> Description of the task
Keep the pictures out and restate every record exactly.
-- BEGIN Entries provided --
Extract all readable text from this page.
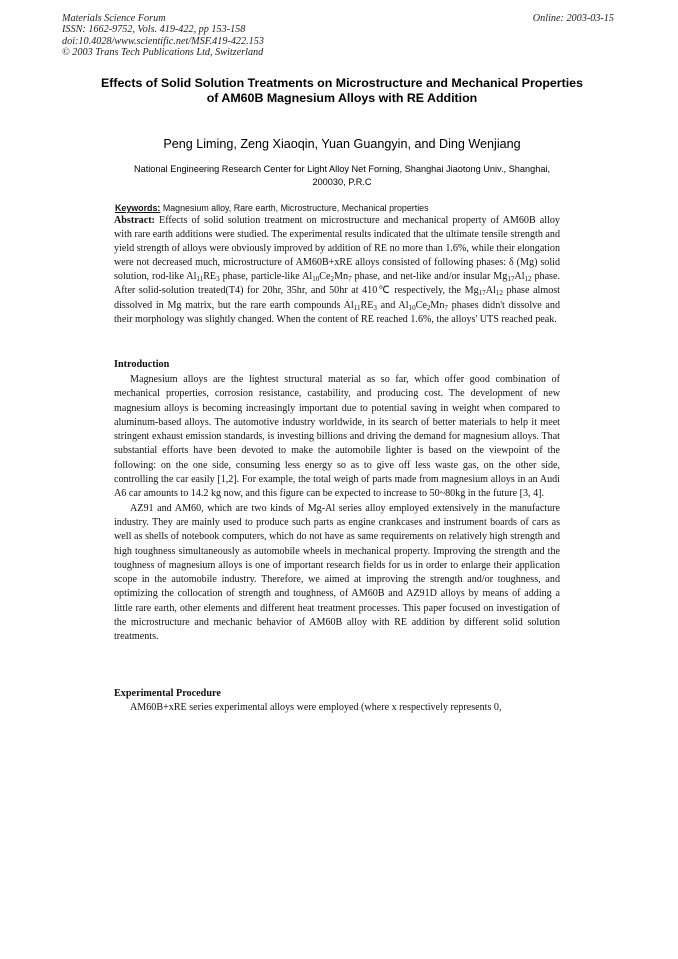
Materials Science Forum
ISSN: 1662-9752, Vols. 419-422, pp 153-158
doi:10.4028/www.scientific.net/MSF.419-422.153
© 2003 Trans Tech Publications Ltd, Switzerland
Online: 2003-03-15
Effects of Solid Solution Treatments on Microstructure and Mechanical Properties of AM60B Magnesium Alloys with RE Addition
Peng Liming, Zeng Xiaoqin, Yuan Guangyin, and Ding Wenjiang
National Engineering Research Center for Light Alloy Net Forning, Shanghai Jiaotong Univ., Shanghai, 200030, P.R.C
Keywords: Magnesium alloy, Rare earth, Microstructure, Mechanical properties
Abstract: Effects of solid solution treatment on microstructure and mechanical property of AM60B alloy with rare earth additions were studied. The experimental results indicated that the ultimate tensile strength and yield strength of alloys were obviously improved by addition of RE no more than 1.6%, while their elongation were not decreased much, microstructure of AM60B+xRE alloys consisted of following phases: δ (Mg) solid solution, rod-like $Al_{11}RE_3$ phase, particle-like $Al_{10}Ce_2Mn_7$ phase, and net-like and/or insular $Mg_{17}Al_{12}$ phase. After solid-solution treated(T4) for 20hr, 35hr, and 50hr at 410℃ respectively, the $Mg_{17}Al_{12}$ phase almost dissolved in Mg matrix, but the rare earth compounds $Al_{11}RE_3$ and $Al_{10}Ce_2Mn_7$ phases didn't dissolve and their morphology was slightly changed. When the content of RE reached 1.6%, the alloys' UTS reached peak.
Introduction

Magnesium alloys are the lightest structural material as so far, which offer good combination of mechanical properties, corrosion resistance, castability, and producing cost. The development of new magnesium alloys is becoming increasingly important due to potential saving in weight when compared to aluminum-based alloys. The automotive industry worldwide, in its search of better materials to help it meet stringent exhaust emission standards, is investing billions and driving the demand for magnesium alloys. That substantial efforts have been devoted to make the automobile lighter is based on the viewpoint of the following: on the one side, consuming less energy so as to give off less waste gas, on the other side, controlling the car easily [1,2]. For example, the total weigh of parts made from magnesium alloys in an Audi A6 car amounts to 14.2 kg now, and this figure can be expected to increase to 50~80kg in the future [3, 4].

AZ91 and AM60, which are two kinds of Mg-Al series alloy employed extensively in the manufacture industry. They are mainly used to produce such parts as engine crankcases and instrument boards of cars as well as shells of notebook computers, which do not have as same requirements on relatively high strength and high toughness simultaneously as automobile wheels in mechanical property. Improving the strength and the toughness of magnesium alloys is one of important research fields for us in order to enlarge their application scope in the automobile industry. Therefore, we aimed at improving the strength and/or toughness, and optimizing the collocation of strength and toughness, of AM60B and AZ91D alloys by means of adding a little rare earth, other elements and different heat treatment processes. This paper focused on investigation of the microstructure and mechanic behavior of AM60B alloy with RE addition by different solid solution treatments.

Experimental Procedure

AM60B+xRE series experimental alloys were employed (where x respectively represents 0,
-- END Entries provided --
> Answer
Extract all readable text from this page.
Materials Science Forum
ISSN: 1662-9752, Vols. 419-422, pp 153-158
doi:10.4028/www.scientific.net/MSF.419-422.153
© 2003 Trans Tech Publications Ltd, Switzerland
Online: 2003-03-15
Effects of Solid Solution Treatments on Microstructure and Mechanical Properties of AM60B Magnesium Alloys with RE Addition
Peng Liming, Zeng Xiaoqin, Yuan Guangyin, and Ding Wenjiang
National Engineering Research Center for Light Alloy Net Forning, Shanghai Jiaotong Univ., Shanghai, 200030, P.R.C
Keywords: Magnesium alloy, Rare earth, Microstructure, Mechanical properties
Abstract: Effects of solid solution treatment on microstructure and mechanical property of AM60B alloy with rare earth additions were studied. The experimental results indicated that the ultimate tensile strength and yield strength of alloys were obviously improved by addition of RE no more than 1.6%, while their elongation were not decreased much, microstructure of AM60B+xRE alloys consisted of following phases: δ (Mg) solid solution, rod-like $Al_{11}RE_3$ phase, particle-like $Al_{10}Ce_2Mn_7$ phase, and net-like and/or insular $Mg_{17}Al_{12}$ phase. After solid-solution treated(T4) for 20hr, 35hr, and 50hr at 410℃ respectively, the $Mg_{17}Al_{12}$ phase almost dissolved in Mg matrix, but the rare earth compounds $Al_{11}RE_3$ and $Al_{10}Ce_2Mn_7$ phases didn't dissolve and their morphology was slightly changed. When the content of RE reached 1.6%, the alloys' UTS reached peak.
Introduction

Magnesium alloys are the lightest structural material as so far, which offer good combination of mechanical properties, corrosion resistance, castability, and producing cost. The development of new magnesium alloys is becoming increasingly important due to potential saving in weight when compared to aluminum-based alloys. The automotive industry worldwide, in its search of better materials to help it meet stringent exhaust emission standards, is investing billions and driving the demand for magnesium alloys. That substantial efforts have been devoted to make the automobile lighter is based on the viewpoint of the following: on the one side, consuming less energy so as to give off less waste gas, on the other side, controlling the car easily [1,2]. For example, the total weigh of parts made from magnesium alloys in an Audi A6 car amounts to 14.2 kg now, and this figure can be expected to increase to 50~80kg in the future [3, 4].

AZ91 and AM60, which are two kinds of Mg-Al series alloy employed extensively in the manufacture industry. They are mainly used to produce such parts as engine crankcases and instrument boards of cars as well as shells of notebook computers, which do not have as same requirements on relatively high strength and high toughness simultaneously as automobile wheels in mechanical property. Improving the strength and the toughness of magnesium alloys is one of important research fields for us in order to enlarge their application scope in the automobile industry. Therefore, we aimed at improving the strength and/or toughness, and optimizing the collocation of strength and toughness, of AM60B and AZ91D alloys by means of adding a little rare earth, other elements and different heat treatment processes. This paper focused on investigation of the microstructure and mechanic behavior of AM60B alloy with RE addition by different solid solution treatments.

Experimental Procedure

AM60B+xRE series experimental alloys were employed (where x respectively represents 0,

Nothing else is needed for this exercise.